Given exercise> Print the data exactly as it is given, please.

Provided data>

= = =

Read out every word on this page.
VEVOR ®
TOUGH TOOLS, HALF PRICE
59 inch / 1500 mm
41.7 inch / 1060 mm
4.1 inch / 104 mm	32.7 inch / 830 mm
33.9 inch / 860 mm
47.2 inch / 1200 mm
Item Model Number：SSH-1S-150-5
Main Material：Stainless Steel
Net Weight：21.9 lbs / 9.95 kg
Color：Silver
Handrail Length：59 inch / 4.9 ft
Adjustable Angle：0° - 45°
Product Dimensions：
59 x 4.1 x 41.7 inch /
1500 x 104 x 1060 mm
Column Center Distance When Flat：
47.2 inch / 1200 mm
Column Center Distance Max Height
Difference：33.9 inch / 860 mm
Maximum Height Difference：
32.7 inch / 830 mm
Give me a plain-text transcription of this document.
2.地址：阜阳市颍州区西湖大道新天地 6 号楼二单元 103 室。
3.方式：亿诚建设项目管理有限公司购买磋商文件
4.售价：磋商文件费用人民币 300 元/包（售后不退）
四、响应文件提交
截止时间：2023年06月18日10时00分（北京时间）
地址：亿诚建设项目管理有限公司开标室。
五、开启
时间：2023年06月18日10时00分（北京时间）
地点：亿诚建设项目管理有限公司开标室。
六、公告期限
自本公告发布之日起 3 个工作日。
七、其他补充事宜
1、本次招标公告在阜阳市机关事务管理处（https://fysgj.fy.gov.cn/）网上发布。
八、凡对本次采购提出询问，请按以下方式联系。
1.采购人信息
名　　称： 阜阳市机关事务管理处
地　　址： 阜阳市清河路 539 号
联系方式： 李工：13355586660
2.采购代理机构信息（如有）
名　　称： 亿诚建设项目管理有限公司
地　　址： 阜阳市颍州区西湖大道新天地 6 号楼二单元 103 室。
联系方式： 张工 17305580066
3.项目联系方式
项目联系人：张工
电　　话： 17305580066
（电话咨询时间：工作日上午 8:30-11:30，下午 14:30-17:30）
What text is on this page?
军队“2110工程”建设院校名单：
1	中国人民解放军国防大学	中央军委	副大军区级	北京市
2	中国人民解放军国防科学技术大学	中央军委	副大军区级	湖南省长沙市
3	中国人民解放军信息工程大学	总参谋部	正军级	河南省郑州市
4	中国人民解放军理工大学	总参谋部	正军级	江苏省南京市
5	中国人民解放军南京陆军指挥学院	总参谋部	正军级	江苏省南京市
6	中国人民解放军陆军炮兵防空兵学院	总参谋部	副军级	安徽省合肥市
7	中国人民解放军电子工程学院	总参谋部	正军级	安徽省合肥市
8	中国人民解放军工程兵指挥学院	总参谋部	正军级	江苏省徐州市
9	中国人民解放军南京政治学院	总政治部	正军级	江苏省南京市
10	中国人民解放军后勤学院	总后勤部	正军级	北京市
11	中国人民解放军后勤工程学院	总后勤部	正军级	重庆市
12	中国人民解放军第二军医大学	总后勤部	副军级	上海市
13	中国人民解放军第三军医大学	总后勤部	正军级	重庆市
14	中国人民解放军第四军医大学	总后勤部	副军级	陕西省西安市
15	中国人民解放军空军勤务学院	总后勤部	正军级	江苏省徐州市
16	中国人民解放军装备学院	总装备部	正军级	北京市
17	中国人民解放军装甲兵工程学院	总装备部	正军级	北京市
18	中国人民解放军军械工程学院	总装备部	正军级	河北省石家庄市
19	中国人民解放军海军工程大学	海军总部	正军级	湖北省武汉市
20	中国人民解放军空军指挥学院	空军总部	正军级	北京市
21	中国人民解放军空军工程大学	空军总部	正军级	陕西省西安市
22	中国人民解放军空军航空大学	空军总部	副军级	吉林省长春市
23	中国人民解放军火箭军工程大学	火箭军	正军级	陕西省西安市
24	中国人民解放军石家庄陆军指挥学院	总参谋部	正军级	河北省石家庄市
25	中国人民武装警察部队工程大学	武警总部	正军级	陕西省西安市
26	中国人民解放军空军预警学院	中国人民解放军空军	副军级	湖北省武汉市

= = =

Completed exercise>
Read out every word on this page.
VEVOR ®
TOUGH TOOLS, HALF PRICE
59 inch / 1500 mm
41.7 inch / 1060 mm
4.1 inch / 104 mm	32.7 inch / 830 mm
33.9 inch / 860 mm
47.2 inch / 1200 mm
Item Model Number：SSH-1S-150-5
Main Material：Stainless Steel
Net Weight：21.9 lbs / 9.95 kg
Color：Silver
Handrail Length：59 inch / 4.9 ft
Adjustable Angle：0° - 45°
Product Dimensions：
59 x 4.1 x 41.7 inch /
1500 x 104 x 1060 mm
Column Center Distance When Flat：
47.2 inch / 1200 mm
Column Center Distance Max Height
Difference：33.9 inch / 860 mm
Maximum Height Difference：
32.7 inch / 830 mm
Give me a plain-text transcription of this document.
2.地址：阜阳市颍州区西湖大道新天地 6 号楼二单元 103 室。
3.方式：亿诚建设项目管理有限公司购买磋商文件
4.售价：磋商文件费用人民币 300 元/包（售后不退）
四、响应文件提交
截止时间：2023年06月18日10时00分（北京时间）
地址：亿诚建设项目管理有限公司开标室。
五、开启
时间：2023年06月18日10时00分（北京时间）
地点：亿诚建设项目管理有限公司开标室。
六、公告期限
自本公告发布之日起 3 个工作日。
七、其他补充事宜
1、本次招标公告在阜阳市机关事务管理处（https://fysgj.fy.gov.cn/）网上发布。
八、凡对本次采购提出询问，请按以下方式联系。
1.采购人信息
名　　称： 阜阳市机关事务管理处
地　　址： 阜阳市清河路 539 号
联系方式： 李工：13355586660
2.采购代理机构信息（如有）
名　　称： 亿诚建设项目管理有限公司
地　　址： 阜阳市颍州区西湖大道新天地 6 号楼二单元 103 室。
联系方式： 张工 17305580066
3.项目联系方式
项目联系人：张工
电　　话： 17305580066
（电话咨询时间：工作日上午 8:30-11:30，下午 14:30-17:30）
What text is on this page?
军队“2110工程”建设院校名单：
1	中国人民解放军国防大学	中央军委	副大军区级	北京市
2	中国人民解放军国防科学技术大学	中央军委	副大军区级	湖南省长沙市
3	中国人民解放军信息工程大学	总参谋部	正军级	河南省郑州市
4	中国人民解放军理工大学	总参谋部	正军级	江苏省南京市
5	中国人民解放军南京陆军指挥学院	总参谋部	正军级	江苏省南京市
6	中国人民解放军陆军炮兵防空兵学院	总参谋部	副军级	安徽省合肥市
7	中国人民解放军电子工程学院	总参谋部	正军级	安徽省合肥市
8	中国人民解放军工程兵指挥学院	总参谋部	正军级	江苏省徐州市
9	中国人民解放军南京政治学院	总政治部	正军级	江苏省南京市
10	中国人民解放军后勤学院	总后勤部	正军级	北京市
11	中国人民解放军后勤工程学院	总后勤部	正军级	重庆市
12	中国人民解放军第二军医大学	总后勤部	副军级	上海市
13	中国人民解放军第三军医大学	总后勤部	正军级	重庆市
14	中国人民解放军第四军医大学	总后勤部	副军级	陕西省西安市
15	中国人民解放军空军勤务学院	总后勤部	正军级	江苏省徐州市
16	中国人民解放军装备学院	总装备部	正军级	北京市
17	中国人民解放军装甲兵工程学院	总装备部	正军级	北京市
18	中国人民解放军军械工程学院	总装备部	正军级	河北省石家庄市
19	中国人民解放军海军工程大学	海军总部	正军级	湖北省武汉市
20	中国人民解放军空军指挥学院	空军总部	正军级	北京市
21	中国人民解放军空军工程大学	空军总部	正军级	陕西省西安市
22	中国人民解放军空军航空大学	空军总部	副军级	吉林省长春市
23	中国人民解放军火箭军工程大学	火箭军	正军级	陕西省西安市
24	中国人民解放军石家庄陆军指挥学院	总参谋部	正军级	河北省石家庄市
25	中国人民武装警察部队工程大学	武警总部	正军级	陕西省西安市
26	中国人民解放军空军预警学院	中国人民解放军空军	副军级	湖北省武汉市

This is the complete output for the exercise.